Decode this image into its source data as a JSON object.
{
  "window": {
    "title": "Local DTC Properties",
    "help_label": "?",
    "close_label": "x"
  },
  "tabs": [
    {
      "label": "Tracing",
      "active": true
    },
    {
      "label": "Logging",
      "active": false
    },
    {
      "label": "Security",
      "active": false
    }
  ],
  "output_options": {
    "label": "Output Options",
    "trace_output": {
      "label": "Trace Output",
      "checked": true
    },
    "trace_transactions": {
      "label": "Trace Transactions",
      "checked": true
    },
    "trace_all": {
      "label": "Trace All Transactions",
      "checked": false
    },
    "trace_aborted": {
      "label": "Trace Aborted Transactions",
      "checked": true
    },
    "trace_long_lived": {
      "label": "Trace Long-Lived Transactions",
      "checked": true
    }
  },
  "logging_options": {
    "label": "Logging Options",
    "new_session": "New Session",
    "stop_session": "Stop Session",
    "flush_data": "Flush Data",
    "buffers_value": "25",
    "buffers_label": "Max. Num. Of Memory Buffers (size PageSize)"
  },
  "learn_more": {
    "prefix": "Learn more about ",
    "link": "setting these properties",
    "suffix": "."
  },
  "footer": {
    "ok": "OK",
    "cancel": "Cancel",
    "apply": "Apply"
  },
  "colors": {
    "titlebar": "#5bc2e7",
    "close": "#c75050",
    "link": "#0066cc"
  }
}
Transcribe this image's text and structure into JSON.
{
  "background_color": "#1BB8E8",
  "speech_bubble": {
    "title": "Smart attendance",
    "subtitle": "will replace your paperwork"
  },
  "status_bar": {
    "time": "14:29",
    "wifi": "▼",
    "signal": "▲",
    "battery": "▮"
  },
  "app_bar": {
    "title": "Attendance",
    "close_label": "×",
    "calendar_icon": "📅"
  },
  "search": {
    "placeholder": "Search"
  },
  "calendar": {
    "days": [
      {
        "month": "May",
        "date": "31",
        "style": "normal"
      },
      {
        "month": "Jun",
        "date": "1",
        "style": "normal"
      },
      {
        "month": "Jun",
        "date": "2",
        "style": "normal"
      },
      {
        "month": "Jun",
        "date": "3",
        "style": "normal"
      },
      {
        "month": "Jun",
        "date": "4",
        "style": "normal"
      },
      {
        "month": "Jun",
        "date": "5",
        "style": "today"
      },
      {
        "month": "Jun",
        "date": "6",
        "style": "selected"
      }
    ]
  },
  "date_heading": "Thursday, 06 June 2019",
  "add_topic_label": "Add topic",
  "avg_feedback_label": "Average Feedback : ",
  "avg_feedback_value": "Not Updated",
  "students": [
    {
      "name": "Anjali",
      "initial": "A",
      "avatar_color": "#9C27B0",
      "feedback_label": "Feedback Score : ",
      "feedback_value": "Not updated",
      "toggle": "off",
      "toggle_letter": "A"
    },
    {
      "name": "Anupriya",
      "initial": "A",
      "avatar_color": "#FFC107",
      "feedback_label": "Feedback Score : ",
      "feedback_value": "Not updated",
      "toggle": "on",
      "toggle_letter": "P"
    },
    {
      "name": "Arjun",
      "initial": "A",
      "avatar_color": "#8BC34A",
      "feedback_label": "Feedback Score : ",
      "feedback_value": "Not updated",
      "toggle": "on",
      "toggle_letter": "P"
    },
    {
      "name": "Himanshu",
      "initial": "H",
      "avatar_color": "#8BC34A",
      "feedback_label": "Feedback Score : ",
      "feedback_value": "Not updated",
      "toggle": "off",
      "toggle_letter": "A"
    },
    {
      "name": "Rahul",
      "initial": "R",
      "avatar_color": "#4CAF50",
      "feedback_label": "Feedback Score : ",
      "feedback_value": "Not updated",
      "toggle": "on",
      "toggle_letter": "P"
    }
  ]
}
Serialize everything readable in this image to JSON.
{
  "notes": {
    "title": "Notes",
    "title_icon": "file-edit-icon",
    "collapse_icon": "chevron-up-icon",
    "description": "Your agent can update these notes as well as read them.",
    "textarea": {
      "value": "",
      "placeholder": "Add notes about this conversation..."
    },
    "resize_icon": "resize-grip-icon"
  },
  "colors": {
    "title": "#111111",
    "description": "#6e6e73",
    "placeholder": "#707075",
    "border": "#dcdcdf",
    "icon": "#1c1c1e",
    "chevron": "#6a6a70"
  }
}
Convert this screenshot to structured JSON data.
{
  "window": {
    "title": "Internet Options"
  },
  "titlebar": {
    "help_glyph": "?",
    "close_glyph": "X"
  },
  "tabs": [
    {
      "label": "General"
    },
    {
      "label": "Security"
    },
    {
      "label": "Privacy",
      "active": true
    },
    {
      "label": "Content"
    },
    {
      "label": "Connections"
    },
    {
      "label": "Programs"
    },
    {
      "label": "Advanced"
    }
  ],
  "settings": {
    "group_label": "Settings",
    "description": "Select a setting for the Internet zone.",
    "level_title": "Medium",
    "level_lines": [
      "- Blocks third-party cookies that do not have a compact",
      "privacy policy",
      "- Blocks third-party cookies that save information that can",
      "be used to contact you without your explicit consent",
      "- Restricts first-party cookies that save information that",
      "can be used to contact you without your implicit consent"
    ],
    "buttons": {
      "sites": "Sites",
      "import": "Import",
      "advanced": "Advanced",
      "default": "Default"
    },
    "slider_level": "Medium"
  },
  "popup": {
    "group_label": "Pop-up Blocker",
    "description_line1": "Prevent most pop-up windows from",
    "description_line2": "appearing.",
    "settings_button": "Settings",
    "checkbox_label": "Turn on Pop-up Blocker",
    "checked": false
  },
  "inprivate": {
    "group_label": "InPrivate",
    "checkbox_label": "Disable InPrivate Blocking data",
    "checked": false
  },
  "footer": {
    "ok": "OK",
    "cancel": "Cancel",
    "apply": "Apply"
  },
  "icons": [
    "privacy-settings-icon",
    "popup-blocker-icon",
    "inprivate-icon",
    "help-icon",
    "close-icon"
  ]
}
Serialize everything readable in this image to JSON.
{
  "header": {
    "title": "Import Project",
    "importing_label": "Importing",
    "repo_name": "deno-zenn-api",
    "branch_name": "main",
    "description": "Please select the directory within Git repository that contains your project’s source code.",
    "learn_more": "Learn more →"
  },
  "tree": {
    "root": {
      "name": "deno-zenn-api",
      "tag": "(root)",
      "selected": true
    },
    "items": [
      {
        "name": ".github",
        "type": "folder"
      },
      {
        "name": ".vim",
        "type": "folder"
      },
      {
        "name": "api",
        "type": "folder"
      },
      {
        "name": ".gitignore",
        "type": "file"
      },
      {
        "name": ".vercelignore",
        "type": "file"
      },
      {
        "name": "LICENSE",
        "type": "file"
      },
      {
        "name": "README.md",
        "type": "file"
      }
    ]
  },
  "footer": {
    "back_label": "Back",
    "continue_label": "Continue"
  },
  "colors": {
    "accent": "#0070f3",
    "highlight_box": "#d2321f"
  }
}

Description of the task: Copy the material above verbatim.

Answer to the task:
Decode this image into its source data as a JSON object.
{
  "window": {
    "title": "Local DTC Properties",
    "help_label": "?",
    "close_label": "x"
  },
  "tabs": [
    {
      "label": "Tracing",
      "active": true
    },
    {
      "label": "Logging",
      "active": false
    },
    {
      "label": "Security",
      "active": false
    }
  ],
  "output_options": {
    "label": "Output Options",
    "trace_output": {
      "label": "Trace Output",
      "checked": true
    },
    "trace_transactions": {
      "label": "Trace Transactions",
      "checked": true
    },
    "trace_all": {
      "label": "Trace All Transactions",
      "checked": false
    },
    "trace_aborted": {
      "label": "Trace Aborted Transactions",
      "checked": true
    },
    "trace_long_lived": {
      "label": "Trace Long-Lived Transactions",
      "checked": true
    }
  },
  "logging_options": {
    "label": "Logging Options",
    "new_session": "New Session",
    "stop_session": "Stop Session",
    "flush_data": "Flush Data",
    "buffers_value": "25",
    "buffers_label": "Max. Num. Of Memory Buffers (size PageSize)"
  },
  "learn_more": {
    "prefix": "Learn more about ",
    "link": "setting these properties",
    "suffix": "."
  },
  "footer": {
    "ok": "OK",
    "cancel": "Cancel",
    "apply": "Apply"
  },
  "colors": {
    "titlebar": "#5bc2e7",
    "close": "#c75050",
    "link": "#0066cc"
  }
}
Transcribe this image's text and structure into JSON.
{
  "background_color": "#1BB8E8",
  "speech_bubble": {
    "title": "Smart attendance",
    "subtitle": "will replace your paperwork"
  },
  "status_bar": {
    "time": "14:29",
    "wifi": "▼",
    "signal": "▲",
    "battery": "▮"
  },
  "app_bar": {
    "title": "Attendance",
    "close_label": "×",
    "calendar_icon": "📅"
  },
  "search": {
    "placeholder": "Search"
  },
  "calendar": {
    "days": [
      {
        "month": "May",
        "date": "31",
        "style": "normal"
      },
      {
        "month": "Jun",
        "date": "1",
        "style": "normal"
      },
      {
        "month": "Jun",
        "date": "2",
        "style": "normal"
      },
      {
        "month": "Jun",
        "date": "3",
        "style": "normal"
      },
      {
        "month": "Jun",
        "date": "4",
        "style": "normal"
      },
      {
        "month": "Jun",
        "date": "5",
        "style": "today"
      },
      {
        "month": "Jun",
        "date": "6",
        "style": "selected"
      }
    ]
  },
  "date_heading": "Thursday, 06 June 2019",
  "add_topic_label": "Add topic",
  "avg_feedback_label": "Average Feedback : ",
  "avg_feedback_value": "Not Updated",
  "students": [
    {
      "name": "Anjali",
      "initial": "A",
      "avatar_color": "#9C27B0",
      "feedback_label": "Feedback Score : ",
      "feedback_value": "Not updated",
      "toggle": "off",
      "toggle_letter": "A"
    },
    {
      "name": "Anupriya",
      "initial": "A",
      "avatar_color": "#FFC107",
      "feedback_label": "Feedback Score : ",
      "feedback_value": "Not updated",
      "toggle": "on",
      "toggle_letter": "P"
    },
    {
      "name": "Arjun",
      "initial": "A",
      "avatar_color": "#8BC34A",
      "feedback_label": "Feedback Score : ",
      "feedback_value": "Not updated",
      "toggle": "on",
      "toggle_letter": "P"
    },
    {
      "name": "Himanshu",
      "initial": "H",
      "avatar_color": "#8BC34A",
      "feedback_label": "Feedback Score : ",
      "feedback_value": "Not updated",
      "toggle": "off",
      "toggle_letter": "A"
    },
    {
      "name": "Rahul",
      "initial": "R",
      "avatar_color": "#4CAF50",
      "feedback_label": "Feedback Score : ",
      "feedback_value": "Not updated",
      "toggle": "on",
      "toggle_letter": "P"
    }
  ]
}
Serialize everything readable in this image to JSON.
{
  "notes": {
    "title": "Notes",
    "title_icon": "file-edit-icon",
    "collapse_icon": "chevron-up-icon",
    "description": "Your agent can update these notes as well as read them.",
    "textarea": {
      "value": "",
      "placeholder": "Add notes about this conversation..."
    },
    "resize_icon": "resize-grip-icon"
  },
  "colors": {
    "title": "#111111",
    "description": "#6e6e73",
    "placeholder": "#707075",
    "border": "#dcdcdf",
    "icon": "#1c1c1e",
    "chevron": "#6a6a70"
  }
}
Convert this screenshot to structured JSON data.
{
  "window": {
    "title": "Internet Options"
  },
  "titlebar": {
    "help_glyph": "?",
    "close_glyph": "X"
  },
  "tabs": [
    {
      "label": "General"
    },
    {
      "label": "Security"
    },
    {
      "label": "Privacy",
      "active": true
    },
    {
      "label": "Content"
    },
    {
      "label": "Connections"
    },
    {
      "label": "Programs"
    },
    {
      "label": "Advanced"
    }
  ],
  "settings": {
    "group_label": "Settings",
    "description": "Select a setting for the Internet zone.",
    "level_title": "Medium",
    "level_lines": [
      "- Blocks third-party cookies that do not have a compact",
      "privacy policy",
      "- Blocks third-party cookies that save information that can",
      "be used to contact you without your explicit consent",
      "- Restricts first-party cookies that save information that",
      "can be used to contact you without your implicit consent"
    ],
    "buttons": {
      "sites": "Sites",
      "import": "Import",
      "advanced": "Advanced",
      "default": "Default"
    },
    "slider_level": "Medium"
  },
  "popup": {
    "group_label": "Pop-up Blocker",
    "description_line1": "Prevent most pop-up windows from",
    "description_line2": "appearing.",
    "settings_button": "Settings",
    "checkbox_label": "Turn on Pop-up Blocker",
    "checked": false
  },
  "inprivate": {
    "group_label": "InPrivate",
    "checkbox_label": "Disable InPrivate Blocking data",
    "checked": false
  },
  "footer": {
    "ok": "OK",
    "cancel": "Cancel",
    "apply": "Apply"
  },
  "icons": [
    "privacy-settings-icon",
    "popup-blocker-icon",
    "inprivate-icon",
    "help-icon",
    "close-icon"
  ]
}
Serialize everything readable in this image to JSON.
{
  "header": {
    "title": "Import Project",
    "importing_label": "Importing",
    "repo_name": "deno-zenn-api",
    "branch_name": "main",
    "description": "Please select the directory within Git repository that contains your project’s source code.",
    "learn_more": "Learn more →"
  },
  "tree": {
    "root": {
      "name": "deno-zenn-api",
      "tag": "(root)",
      "selected": true
    },
    "items": [
      {
        "name": ".github",
        "type": "folder"
      },
      {
        "name": ".vim",
        "type": "folder"
      },
      {
        "name": "api",
        "type": "folder"
      },
      {
        "name": ".gitignore",
        "type": "file"
      },
      {
        "name": ".vercelignore",
        "type": "file"
      },
      {
        "name": "LICENSE",
        "type": "file"
      },
      {
        "name": "README.md",
        "type": "file"
      }
    ]
  },
  "footer": {
    "back_label": "Back",
    "continue_label": "Continue"
  },
  "colors": {
    "accent": "#0070f3",
    "highlight_box": "#d2321f"
  }
}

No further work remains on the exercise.